■ **RECORDS FOR THIS EXERCISE**:
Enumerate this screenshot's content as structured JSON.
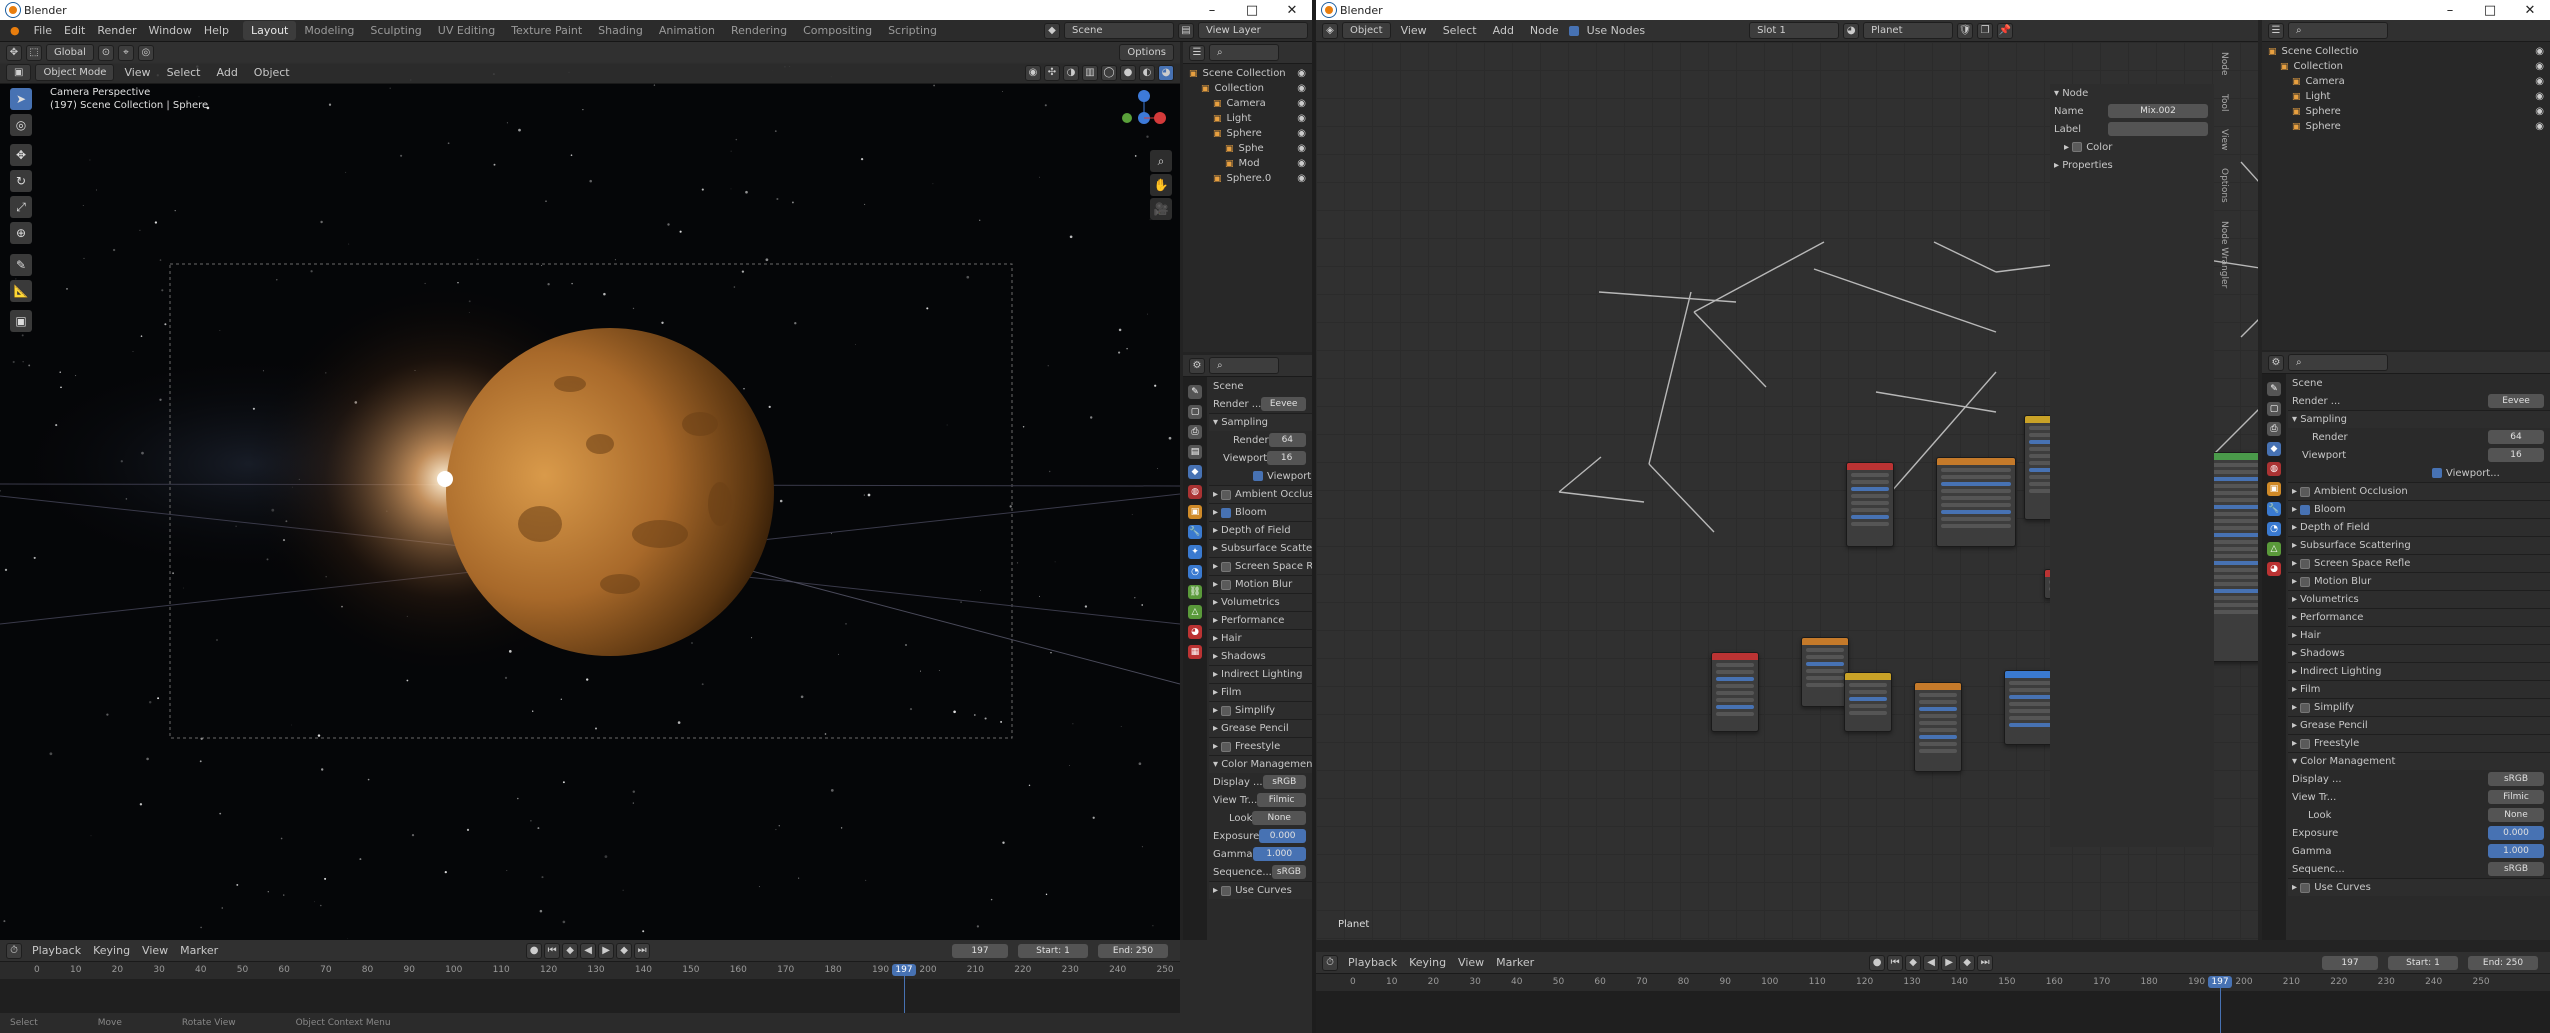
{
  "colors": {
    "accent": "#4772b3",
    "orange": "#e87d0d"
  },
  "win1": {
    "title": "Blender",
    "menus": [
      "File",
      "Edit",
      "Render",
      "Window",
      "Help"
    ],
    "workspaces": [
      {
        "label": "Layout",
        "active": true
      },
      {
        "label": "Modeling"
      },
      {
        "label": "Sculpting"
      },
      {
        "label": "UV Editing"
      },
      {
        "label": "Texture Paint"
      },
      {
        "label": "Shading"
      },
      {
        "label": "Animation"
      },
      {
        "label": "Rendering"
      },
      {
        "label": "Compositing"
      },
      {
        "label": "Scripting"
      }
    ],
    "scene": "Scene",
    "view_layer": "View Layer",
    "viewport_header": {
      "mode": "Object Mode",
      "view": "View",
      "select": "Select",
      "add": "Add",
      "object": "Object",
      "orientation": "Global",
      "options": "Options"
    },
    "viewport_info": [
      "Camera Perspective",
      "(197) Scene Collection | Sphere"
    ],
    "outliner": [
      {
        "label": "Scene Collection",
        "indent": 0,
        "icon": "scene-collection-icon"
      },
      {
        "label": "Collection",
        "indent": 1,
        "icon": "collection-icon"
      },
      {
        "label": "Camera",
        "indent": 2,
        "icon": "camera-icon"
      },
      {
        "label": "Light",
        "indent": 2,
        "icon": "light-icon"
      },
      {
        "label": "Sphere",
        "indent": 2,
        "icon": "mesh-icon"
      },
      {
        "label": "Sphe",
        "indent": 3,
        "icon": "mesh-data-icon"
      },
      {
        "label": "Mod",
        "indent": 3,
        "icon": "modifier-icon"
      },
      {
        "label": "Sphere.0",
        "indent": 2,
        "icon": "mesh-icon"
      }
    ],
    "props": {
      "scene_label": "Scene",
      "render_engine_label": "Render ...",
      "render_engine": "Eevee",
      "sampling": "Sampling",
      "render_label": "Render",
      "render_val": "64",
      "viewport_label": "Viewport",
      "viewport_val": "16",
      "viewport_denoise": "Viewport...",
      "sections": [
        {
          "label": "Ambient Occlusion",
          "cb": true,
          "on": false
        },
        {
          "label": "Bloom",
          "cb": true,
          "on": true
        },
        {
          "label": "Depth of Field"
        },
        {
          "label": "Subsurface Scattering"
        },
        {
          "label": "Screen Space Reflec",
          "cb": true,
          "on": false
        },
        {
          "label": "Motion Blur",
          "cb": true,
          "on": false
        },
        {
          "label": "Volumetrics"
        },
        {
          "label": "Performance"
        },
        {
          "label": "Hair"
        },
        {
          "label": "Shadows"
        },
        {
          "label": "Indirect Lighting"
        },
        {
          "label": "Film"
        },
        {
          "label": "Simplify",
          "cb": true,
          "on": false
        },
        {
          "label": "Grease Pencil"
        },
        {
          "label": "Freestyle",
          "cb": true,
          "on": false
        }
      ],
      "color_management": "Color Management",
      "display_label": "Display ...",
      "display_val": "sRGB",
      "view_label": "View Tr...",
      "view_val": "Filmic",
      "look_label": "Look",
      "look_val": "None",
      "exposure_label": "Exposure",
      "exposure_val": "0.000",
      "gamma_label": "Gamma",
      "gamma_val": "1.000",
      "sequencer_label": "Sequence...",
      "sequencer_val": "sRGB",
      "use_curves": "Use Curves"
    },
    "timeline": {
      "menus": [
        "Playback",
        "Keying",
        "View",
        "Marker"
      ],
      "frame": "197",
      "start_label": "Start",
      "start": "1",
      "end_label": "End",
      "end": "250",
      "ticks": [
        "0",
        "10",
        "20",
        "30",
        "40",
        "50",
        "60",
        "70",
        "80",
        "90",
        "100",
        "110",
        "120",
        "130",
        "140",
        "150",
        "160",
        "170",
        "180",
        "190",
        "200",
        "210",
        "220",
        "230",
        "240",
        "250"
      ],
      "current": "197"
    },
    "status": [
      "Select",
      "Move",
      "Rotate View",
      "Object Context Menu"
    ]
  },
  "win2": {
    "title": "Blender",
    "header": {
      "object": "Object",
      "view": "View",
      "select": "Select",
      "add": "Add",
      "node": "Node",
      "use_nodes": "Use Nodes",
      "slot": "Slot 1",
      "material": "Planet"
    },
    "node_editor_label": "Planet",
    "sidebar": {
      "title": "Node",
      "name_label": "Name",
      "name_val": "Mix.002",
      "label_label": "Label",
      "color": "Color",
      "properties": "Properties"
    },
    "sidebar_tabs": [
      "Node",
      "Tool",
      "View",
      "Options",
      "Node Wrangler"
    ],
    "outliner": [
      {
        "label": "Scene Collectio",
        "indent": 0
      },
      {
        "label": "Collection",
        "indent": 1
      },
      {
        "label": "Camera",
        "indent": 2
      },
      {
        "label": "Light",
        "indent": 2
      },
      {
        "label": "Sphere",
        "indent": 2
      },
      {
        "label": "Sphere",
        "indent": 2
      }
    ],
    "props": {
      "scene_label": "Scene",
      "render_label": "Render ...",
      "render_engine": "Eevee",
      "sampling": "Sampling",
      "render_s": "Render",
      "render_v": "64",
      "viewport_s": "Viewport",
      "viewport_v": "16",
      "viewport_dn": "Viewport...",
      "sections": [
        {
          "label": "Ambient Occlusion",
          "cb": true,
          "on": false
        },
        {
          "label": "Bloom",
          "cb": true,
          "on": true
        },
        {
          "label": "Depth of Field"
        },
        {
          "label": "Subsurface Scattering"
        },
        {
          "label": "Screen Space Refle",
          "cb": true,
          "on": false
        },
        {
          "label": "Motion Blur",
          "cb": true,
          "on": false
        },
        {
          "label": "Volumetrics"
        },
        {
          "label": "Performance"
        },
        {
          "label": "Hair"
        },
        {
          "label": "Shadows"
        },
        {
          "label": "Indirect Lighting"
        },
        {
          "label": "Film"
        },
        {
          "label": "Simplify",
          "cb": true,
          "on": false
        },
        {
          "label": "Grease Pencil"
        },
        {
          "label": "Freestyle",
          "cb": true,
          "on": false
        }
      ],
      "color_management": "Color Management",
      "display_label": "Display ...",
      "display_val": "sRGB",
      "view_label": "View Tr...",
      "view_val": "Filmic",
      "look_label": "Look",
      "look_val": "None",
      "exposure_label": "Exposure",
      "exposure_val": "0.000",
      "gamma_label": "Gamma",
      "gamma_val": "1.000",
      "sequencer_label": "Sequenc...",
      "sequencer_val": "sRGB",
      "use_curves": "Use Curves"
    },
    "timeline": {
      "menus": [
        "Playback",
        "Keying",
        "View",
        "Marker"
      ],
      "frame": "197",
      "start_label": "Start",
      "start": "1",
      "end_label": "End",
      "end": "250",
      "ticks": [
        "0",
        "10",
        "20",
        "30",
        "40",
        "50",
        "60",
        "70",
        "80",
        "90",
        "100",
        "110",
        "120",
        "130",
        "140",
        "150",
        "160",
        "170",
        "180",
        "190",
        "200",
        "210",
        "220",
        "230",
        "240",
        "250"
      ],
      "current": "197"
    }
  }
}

■ **DIRECTION**: Return all the entries word for word, but omit any pictures they contain.

■ **RESPONSE TO THE EXERCISE**:
Enumerate this screenshot's content as structured JSON.
{
  "colors": {
    "accent": "#4772b3",
    "orange": "#e87d0d"
  },
  "win1": {
    "title": "Blender",
    "menus": [
      "File",
      "Edit",
      "Render",
      "Window",
      "Help"
    ],
    "workspaces": [
      {
        "label": "Layout",
        "active": true
      },
      {
        "label": "Modeling"
      },
      {
        "label": "Sculpting"
      },
      {
        "label": "UV Editing"
      },
      {
        "label": "Texture Paint"
      },
      {
        "label": "Shading"
      },
      {
        "label": "Animation"
      },
      {
        "label": "Rendering"
      },
      {
        "label": "Compositing"
      },
      {
        "label": "Scripting"
      }
    ],
    "scene": "Scene",
    "view_layer": "View Layer",
    "viewport_header": {
      "mode": "Object Mode",
      "view": "View",
      "select": "Select",
      "add": "Add",
      "object": "Object",
      "orientation": "Global",
      "options": "Options"
    },
    "viewport_info": [
      "Camera Perspective",
      "(197) Scene Collection | Sphere"
    ],
    "outliner": [
      {
        "label": "Scene Collection",
        "indent": 0,
        "icon": "scene-collection-icon"
      },
      {
        "label": "Collection",
        "indent": 1,
        "icon": "collection-icon"
      },
      {
        "label": "Camera",
        "indent": 2,
        "icon": "camera-icon"
      },
      {
        "label": "Light",
        "indent": 2,
        "icon": "light-icon"
      },
      {
        "label": "Sphere",
        "indent": 2,
        "icon": "mesh-icon"
      },
      {
        "label": "Sphe",
        "indent": 3,
        "icon": "mesh-data-icon"
      },
      {
        "label": "Mod",
        "indent": 3,
        "icon": "modifier-icon"
      },
      {
        "label": "Sphere.0",
        "indent": 2,
        "icon": "mesh-icon"
      }
    ],
    "props": {
      "scene_label": "Scene",
      "render_engine_label": "Render ...",
      "render_engine": "Eevee",
      "sampling": "Sampling",
      "render_label": "Render",
      "render_val": "64",
      "viewport_label": "Viewport",
      "viewport_val": "16",
      "viewport_denoise": "Viewport...",
      "sections": [
        {
          "label": "Ambient Occlusion",
          "cb": true,
          "on": false
        },
        {
          "label": "Bloom",
          "cb": true,
          "on": true
        },
        {
          "label": "Depth of Field"
        },
        {
          "label": "Subsurface Scattering"
        },
        {
          "label": "Screen Space Reflec",
          "cb": true,
          "on": false
        },
        {
          "label": "Motion Blur",
          "cb": true,
          "on": false
        },
        {
          "label": "Volumetrics"
        },
        {
          "label": "Performance"
        },
        {
          "label": "Hair"
        },
        {
          "label": "Shadows"
        },
        {
          "label": "Indirect Lighting"
        },
        {
          "label": "Film"
        },
        {
          "label": "Simplify",
          "cb": true,
          "on": false
        },
        {
          "label": "Grease Pencil"
        },
        {
          "label": "Freestyle",
          "cb": true,
          "on": false
        }
      ],
      "color_management": "Color Management",
      "display_label": "Display ...",
      "display_val": "sRGB",
      "view_label": "View Tr...",
      "view_val": "Filmic",
      "look_label": "Look",
      "look_val": "None",
      "exposure_label": "Exposure",
      "exposure_val": "0.000",
      "gamma_label": "Gamma",
      "gamma_val": "1.000",
      "sequencer_label": "Sequence...",
      "sequencer_val": "sRGB",
      "use_curves": "Use Curves"
    },
    "timeline": {
      "menus": [
        "Playback",
        "Keying",
        "View",
        "Marker"
      ],
      "frame": "197",
      "start_label": "Start",
      "start": "1",
      "end_label": "End",
      "end": "250",
      "ticks": [
        "0",
        "10",
        "20",
        "30",
        "40",
        "50",
        "60",
        "70",
        "80",
        "90",
        "100",
        "110",
        "120",
        "130",
        "140",
        "150",
        "160",
        "170",
        "180",
        "190",
        "200",
        "210",
        "220",
        "230",
        "240",
        "250"
      ],
      "current": "197"
    },
    "status": [
      "Select",
      "Move",
      "Rotate View",
      "Object Context Menu"
    ]
  },
  "win2": {
    "title": "Blender",
    "header": {
      "object": "Object",
      "view": "View",
      "select": "Select",
      "add": "Add",
      "node": "Node",
      "use_nodes": "Use Nodes",
      "slot": "Slot 1",
      "material": "Planet"
    },
    "node_editor_label": "Planet",
    "sidebar": {
      "title": "Node",
      "name_label": "Name",
      "name_val": "Mix.002",
      "label_label": "Label",
      "color": "Color",
      "properties": "Properties"
    },
    "sidebar_tabs": [
      "Node",
      "Tool",
      "View",
      "Options",
      "Node Wrangler"
    ],
    "outliner": [
      {
        "label": "Scene Collectio",
        "indent": 0
      },
      {
        "label": "Collection",
        "indent": 1
      },
      {
        "label": "Camera",
        "indent": 2
      },
      {
        "label": "Light",
        "indent": 2
      },
      {
        "label": "Sphere",
        "indent": 2
      },
      {
        "label": "Sphere",
        "indent": 2
      }
    ],
    "props": {
      "scene_label": "Scene",
      "render_label": "Render ...",
      "render_engine": "Eevee",
      "sampling": "Sampling",
      "render_s": "Render",
      "render_v": "64",
      "viewport_s": "Viewport",
      "viewport_v": "16",
      "viewport_dn": "Viewport...",
      "sections": [
        {
          "label": "Ambient Occlusion",
          "cb": true,
          "on": false
        },
        {
          "label": "Bloom",
          "cb": true,
          "on": true
        },
        {
          "label": "Depth of Field"
        },
        {
          "label": "Subsurface Scattering"
        },
        {
          "label": "Screen Space Refle",
          "cb": true,
          "on": false
        },
        {
          "label": "Motion Blur",
          "cb": true,
          "on": false
        },
        {
          "label": "Volumetrics"
        },
        {
          "label": "Performance"
        },
        {
          "label": "Hair"
        },
        {
          "label": "Shadows"
        },
        {
          "label": "Indirect Lighting"
        },
        {
          "label": "Film"
        },
        {
          "label": "Simplify",
          "cb": true,
          "on": false
        },
        {
          "label": "Grease Pencil"
        },
        {
          "label": "Freestyle",
          "cb": true,
          "on": false
        }
      ],
      "color_management": "Color Management",
      "display_label": "Display ...",
      "display_val": "sRGB",
      "view_label": "View Tr...",
      "view_val": "Filmic",
      "look_label": "Look",
      "look_val": "None",
      "exposure_label": "Exposure",
      "exposure_val": "0.000",
      "gamma_label": "Gamma",
      "gamma_val": "1.000",
      "sequencer_label": "Sequenc...",
      "sequencer_val": "sRGB",
      "use_curves": "Use Curves"
    },
    "timeline": {
      "menus": [
        "Playback",
        "Keying",
        "View",
        "Marker"
      ],
      "frame": "197",
      "start_label": "Start",
      "start": "1",
      "end_label": "End",
      "end": "250",
      "ticks": [
        "0",
        "10",
        "20",
        "30",
        "40",
        "50",
        "60",
        "70",
        "80",
        "90",
        "100",
        "110",
        "120",
        "130",
        "140",
        "150",
        "160",
        "170",
        "180",
        "190",
        "200",
        "210",
        "220",
        "230",
        "240",
        "250"
      ],
      "current": "197"
    }
  }
}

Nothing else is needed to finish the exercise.